-- begin DATASET RECORDS --

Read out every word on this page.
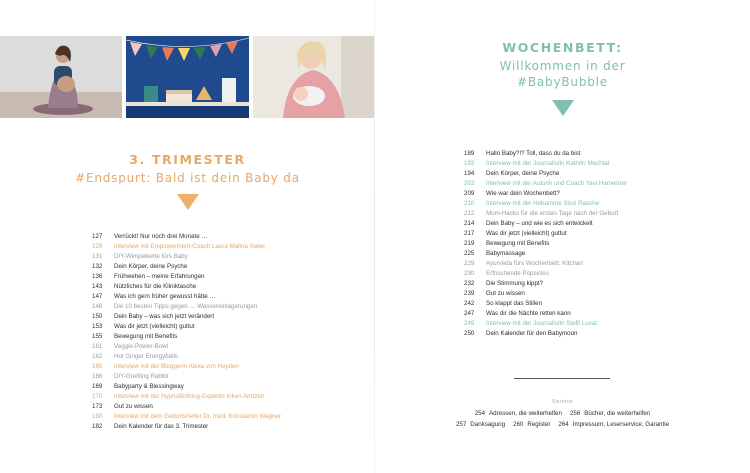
3. TRIMESTER
#Endspurt: Bald ist dein Baby da
127 Verrückt! Nur noch drei Monate …
129 Interview mit Empowerment-Coach Laura Malina Seiler
131 DIY-Wimpelkette fürs Baby
132 Dein Körper, deine Psyche
136 Frühwehen – meine Erfahrungen
143 Nützliches für die Kliniktasche
147 Was ich gern früher gewusst hätte …
148 Die 10 besten Tipps gegen … Wassereinlagerungen
150 Dein Baby – was sich jetzt verändert
153 Was dir jetzt (vielleicht) guttut
155 Bewegung mit Benefits
161 Veggie-Power-Bowl
162 Hot Ginger Energyballs
165 Interview mit der Bloggerin Alexa von Heyden
166 DIY-Greifling Rabbit
169 Babyparty & Blessingway
170 Interview mit der HypnoBirthing-Expertin Inken Arntzen
173 Gut zu wissen
180 Interview mit dem Geburtshelfer Dr. med. Konstantin Wagner
182 Dein Kalender für das 3. Trimester
WOCHENBETT:
Willkommen in der
#BabyBubble
189 Hallo Baby?!? Toll, dass du da bist
193 Interview mit der Journalistin Kathrin Mechtat
194 Dein Körper, deine Psyche
203 Interview mit der Autorin und Coach Yavi Hameister
209 Wie war dein Wochenbett?
210 Interview mit der Hebamme Sissi Rasche
212 Mom-Hacks für die ersten Tage nach der Geburt
214 Dein Baby – und wie es sich entwickelt
217 Was dir jetzt (vielleicht) guttut
219 Bewegung mit Benefits
225 Babymassage
229 Ayurveda fürs Wochenbett: Kitchari
230 Erfrischende Popsicles
232 Die Stimmung kippt?
239 Gut zu wissen
242 So klappt das Stillen
247 Was dir die Nächte retten kann
249 Interview mit der Journalistin Steffi Luxat
250 Dein Kalender für den Babymoon
Service
254 Adressen, die weiterhelfen 256 Bücher, die weiterhelfen
257 Danksagung 260 Register 264 Impressum, Leserservice, Garantie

-- end DATASET RECORDS --

> [YOUR GOAL] Copy the material shown above in full and exactly. Skip the pictures.

> [SOLUTION FOR THIS EXERCISE]
Read out every word on this page.
3. TRIMESTER
#Endspurt: Bald ist dein Baby da
127 Verrückt! Nur noch drei Monate …
129 Interview mit Empowerment-Coach Laura Malina Seiler
131 DIY-Wimpelkette fürs Baby
132 Dein Körper, deine Psyche
136 Frühwehen – meine Erfahrungen
143 Nützliches für die Kliniktasche
147 Was ich gern früher gewusst hätte …
148 Die 10 besten Tipps gegen … Wassereinlagerungen
150 Dein Baby – was sich jetzt verändert
153 Was dir jetzt (vielleicht) guttut
155 Bewegung mit Benefits
161 Veggie-Power-Bowl
162 Hot Ginger Energyballs
165 Interview mit der Bloggerin Alexa von Heyden
166 DIY-Greifling Rabbit
169 Babyparty & Blessingway
170 Interview mit der HypnoBirthing-Expertin Inken Arntzen
173 Gut zu wissen
180 Interview mit dem Geburtshelfer Dr. med. Konstantin Wagner
182 Dein Kalender für das 3. Trimester
WOCHENBETT:
Willkommen in der
#BabyBubble
189 Hallo Baby?!? Toll, dass du da bist
193 Interview mit der Journalistin Kathrin Mechtat
194 Dein Körper, deine Psyche
203 Interview mit der Autorin und Coach Yavi Hameister
209 Wie war dein Wochenbett?
210 Interview mit der Hebamme Sissi Rasche
212 Mom-Hacks für die ersten Tage nach der Geburt
214 Dein Baby – und wie es sich entwickelt
217 Was dir jetzt (vielleicht) guttut
219 Bewegung mit Benefits
225 Babymassage
229 Ayurveda fürs Wochenbett: Kitchari
230 Erfrischende Popsicles
232 Die Stimmung kippt?
239 Gut zu wissen
242 So klappt das Stillen
247 Was dir die Nächte retten kann
249 Interview mit der Journalistin Steffi Luxat
250 Dein Kalender für den Babymoon
Service
254 Adressen, die weiterhelfen 256 Bücher, die weiterhelfen
257 Danksagung 260 Register 264 Impressum, Leserservice, Garantie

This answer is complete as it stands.